● EXCERPT

========

The island is an active volcano which has erupted several times during the modern period, including 24 December 1933, when several people were killed when lava masses buried several villages. In 1980, multiple explosion craters appeared along an 800 m north-south fissure on the slope east of Shindake. Shindake erupted again on 4 August 2014, generating a pyroclastic flow, but with no injuries or fatalities. The main crater erupted on the morning of 29 May 2015, prompting a level 5 alert level and the evacuation of the island.

The island's climate is classified as subtropical, with a rainy season from May through September.

==History==
During the Edo period, Kuchinoerabu-jima was ruled by the Shimazu clan of Satsuma Domain and was considered part of Ōsumi Province. Following the Meiji restoration, it was administered as Kuchinoerabujima Village, which encompassed part of Yakushima. It is now part of the city of Yakushima, Kagoshima.

Kuchinoerabu-jima is the last known location of missing American poet Craig Arnold, who was visiting the island in April 2009, doing research for a book on volcanos.

========

● DATA EXCERPTS
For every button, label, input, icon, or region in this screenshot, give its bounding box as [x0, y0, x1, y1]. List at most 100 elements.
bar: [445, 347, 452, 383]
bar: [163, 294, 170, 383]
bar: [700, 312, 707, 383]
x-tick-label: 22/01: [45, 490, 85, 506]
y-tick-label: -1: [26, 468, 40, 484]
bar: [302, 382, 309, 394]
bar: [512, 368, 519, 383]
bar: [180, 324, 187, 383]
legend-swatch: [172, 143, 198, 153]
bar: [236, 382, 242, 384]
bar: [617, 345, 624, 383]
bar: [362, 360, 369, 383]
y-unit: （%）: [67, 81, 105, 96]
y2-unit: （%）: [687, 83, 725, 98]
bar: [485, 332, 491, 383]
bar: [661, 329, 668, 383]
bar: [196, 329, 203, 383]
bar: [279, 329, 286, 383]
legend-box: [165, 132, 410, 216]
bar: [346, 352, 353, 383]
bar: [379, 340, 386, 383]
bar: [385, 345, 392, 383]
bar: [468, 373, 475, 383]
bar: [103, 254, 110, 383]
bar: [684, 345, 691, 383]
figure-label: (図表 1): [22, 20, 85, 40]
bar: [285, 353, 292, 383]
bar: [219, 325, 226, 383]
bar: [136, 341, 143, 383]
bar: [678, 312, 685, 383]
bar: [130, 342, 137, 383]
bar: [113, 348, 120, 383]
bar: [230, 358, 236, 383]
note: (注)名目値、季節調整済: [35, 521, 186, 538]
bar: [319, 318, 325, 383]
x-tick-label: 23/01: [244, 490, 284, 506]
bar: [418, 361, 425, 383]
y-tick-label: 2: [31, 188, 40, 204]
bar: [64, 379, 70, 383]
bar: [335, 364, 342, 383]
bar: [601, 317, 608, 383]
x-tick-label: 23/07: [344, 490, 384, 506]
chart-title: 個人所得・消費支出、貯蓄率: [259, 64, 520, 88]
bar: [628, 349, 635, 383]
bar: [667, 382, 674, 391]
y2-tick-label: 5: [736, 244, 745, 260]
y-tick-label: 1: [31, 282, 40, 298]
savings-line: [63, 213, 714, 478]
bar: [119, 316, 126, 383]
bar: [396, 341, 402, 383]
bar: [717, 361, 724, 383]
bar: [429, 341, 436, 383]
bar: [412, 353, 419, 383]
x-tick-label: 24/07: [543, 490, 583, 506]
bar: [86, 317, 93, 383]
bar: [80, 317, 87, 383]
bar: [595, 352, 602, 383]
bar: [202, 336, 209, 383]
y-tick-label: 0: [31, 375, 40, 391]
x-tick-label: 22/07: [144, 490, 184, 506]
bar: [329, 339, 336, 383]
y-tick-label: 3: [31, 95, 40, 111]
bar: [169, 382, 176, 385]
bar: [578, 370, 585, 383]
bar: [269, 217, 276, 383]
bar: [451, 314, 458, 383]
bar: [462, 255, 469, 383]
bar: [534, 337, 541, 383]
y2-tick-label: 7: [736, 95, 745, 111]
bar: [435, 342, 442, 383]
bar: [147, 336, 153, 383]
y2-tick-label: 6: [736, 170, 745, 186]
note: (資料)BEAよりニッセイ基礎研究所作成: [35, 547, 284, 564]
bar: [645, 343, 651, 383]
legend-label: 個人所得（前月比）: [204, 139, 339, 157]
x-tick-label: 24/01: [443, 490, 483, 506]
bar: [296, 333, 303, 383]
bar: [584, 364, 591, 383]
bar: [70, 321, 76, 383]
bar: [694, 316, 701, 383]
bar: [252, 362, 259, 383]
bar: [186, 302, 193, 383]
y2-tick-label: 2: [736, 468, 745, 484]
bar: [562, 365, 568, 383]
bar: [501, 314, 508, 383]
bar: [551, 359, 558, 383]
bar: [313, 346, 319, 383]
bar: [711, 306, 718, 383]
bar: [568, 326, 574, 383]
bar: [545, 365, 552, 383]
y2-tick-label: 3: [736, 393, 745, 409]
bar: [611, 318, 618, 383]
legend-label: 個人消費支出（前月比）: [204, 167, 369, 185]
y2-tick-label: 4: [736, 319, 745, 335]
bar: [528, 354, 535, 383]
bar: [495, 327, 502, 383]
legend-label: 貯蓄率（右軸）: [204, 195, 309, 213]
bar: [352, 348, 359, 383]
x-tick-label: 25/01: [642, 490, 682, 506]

========

● WORK TO COMPLETE
Pick up the Kuchinoerabu-jima text after its final sentence and write what comes next.

● TASK OUTPUT
==Volcanic eruptions of Mount Shindake==

On May 18, 2015, Japanese scientists detected increased seismic activity and steam rising from the Shindake's crater, and on May 29, 2015, an eruption sent an ash cloud an estimated 30,000 ft into the sky. No deaths and only one minor injury were reported by the Japanese government. The island's 140 residents were evacuated by Japan's coast guard. Previous eruptions occurred in August, 2014 and in 1980.

Shindake crater erupted on December 18, 2018, ejecting an ash cloud 2 kilometers into above cloud coverage. Thirty days later on January 17, 2019, Shindake erupted again, sending pyroclastic flows 1.5 kilometers to the southwest and northwest of the crater as well as an ash cloud 6 kilometers into the atmosphere.